◆ **SHORT PROBLEM**
Copy all lines in which the word "frac" can be found.

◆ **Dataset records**
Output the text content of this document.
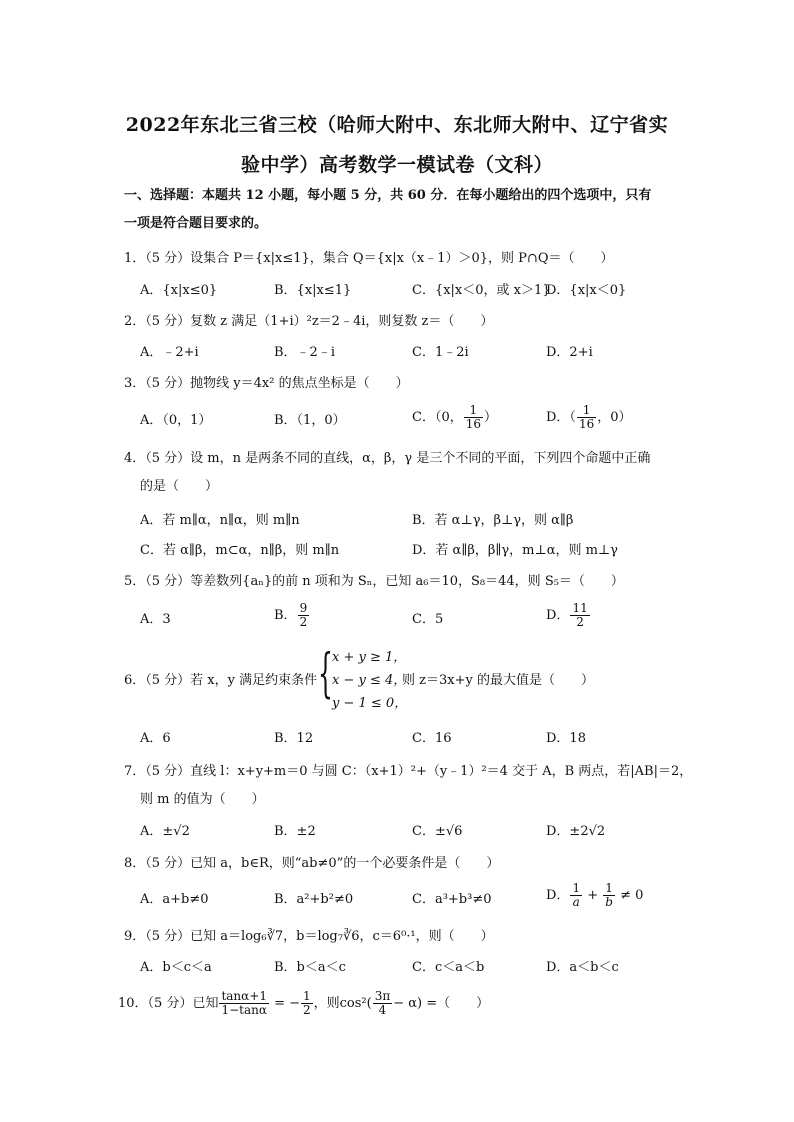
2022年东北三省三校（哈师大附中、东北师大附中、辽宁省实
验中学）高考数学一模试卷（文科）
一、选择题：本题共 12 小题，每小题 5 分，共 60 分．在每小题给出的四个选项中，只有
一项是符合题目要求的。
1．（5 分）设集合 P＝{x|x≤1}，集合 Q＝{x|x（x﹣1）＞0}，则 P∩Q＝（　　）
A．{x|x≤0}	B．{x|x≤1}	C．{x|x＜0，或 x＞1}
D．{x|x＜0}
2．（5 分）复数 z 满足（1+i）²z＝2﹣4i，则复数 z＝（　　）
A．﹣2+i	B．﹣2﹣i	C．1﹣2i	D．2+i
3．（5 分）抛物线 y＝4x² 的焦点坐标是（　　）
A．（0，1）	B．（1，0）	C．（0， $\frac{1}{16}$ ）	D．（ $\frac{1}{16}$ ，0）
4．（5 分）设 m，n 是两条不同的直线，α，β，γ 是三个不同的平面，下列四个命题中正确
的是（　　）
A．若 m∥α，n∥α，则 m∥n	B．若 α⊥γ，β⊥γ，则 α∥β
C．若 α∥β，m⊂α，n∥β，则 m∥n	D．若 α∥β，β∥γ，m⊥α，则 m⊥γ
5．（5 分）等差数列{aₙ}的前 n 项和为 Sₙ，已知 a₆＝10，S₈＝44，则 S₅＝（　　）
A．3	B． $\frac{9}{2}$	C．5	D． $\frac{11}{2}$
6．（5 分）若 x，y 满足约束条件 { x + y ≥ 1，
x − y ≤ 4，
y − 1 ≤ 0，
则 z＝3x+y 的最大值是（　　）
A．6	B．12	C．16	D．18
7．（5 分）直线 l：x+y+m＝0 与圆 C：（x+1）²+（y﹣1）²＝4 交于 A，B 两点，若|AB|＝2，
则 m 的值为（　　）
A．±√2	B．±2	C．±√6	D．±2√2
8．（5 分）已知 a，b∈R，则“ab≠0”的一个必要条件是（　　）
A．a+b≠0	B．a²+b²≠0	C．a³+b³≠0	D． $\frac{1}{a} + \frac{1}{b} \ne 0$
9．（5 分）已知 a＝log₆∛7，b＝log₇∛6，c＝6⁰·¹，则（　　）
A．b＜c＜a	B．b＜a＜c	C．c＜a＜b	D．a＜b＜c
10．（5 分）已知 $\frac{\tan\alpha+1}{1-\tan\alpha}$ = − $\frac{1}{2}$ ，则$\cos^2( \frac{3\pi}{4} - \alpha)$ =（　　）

◆ **RIGHT ANSWER**
A．（0，1）	B．（1，0）	C．（0， $\frac{1}{16}$ ）	D．（ $\frac{1}{16}$ ，0）
A．3	B． $\frac{9}{2}$	C．5	D． $\frac{11}{2}$
A．a+b≠0	B．a²+b²≠0	C．a³+b³≠0	D． $\frac{1}{a} + \frac{1}{b} \ne 0$
10．（5 分）已知 $\frac{\tan\alpha+1}{1-\tan\alpha}$ = − $\frac{1}{2}$ ，则$\cos^2( \frac{3\pi}{4} - \alpha)$ =（　　）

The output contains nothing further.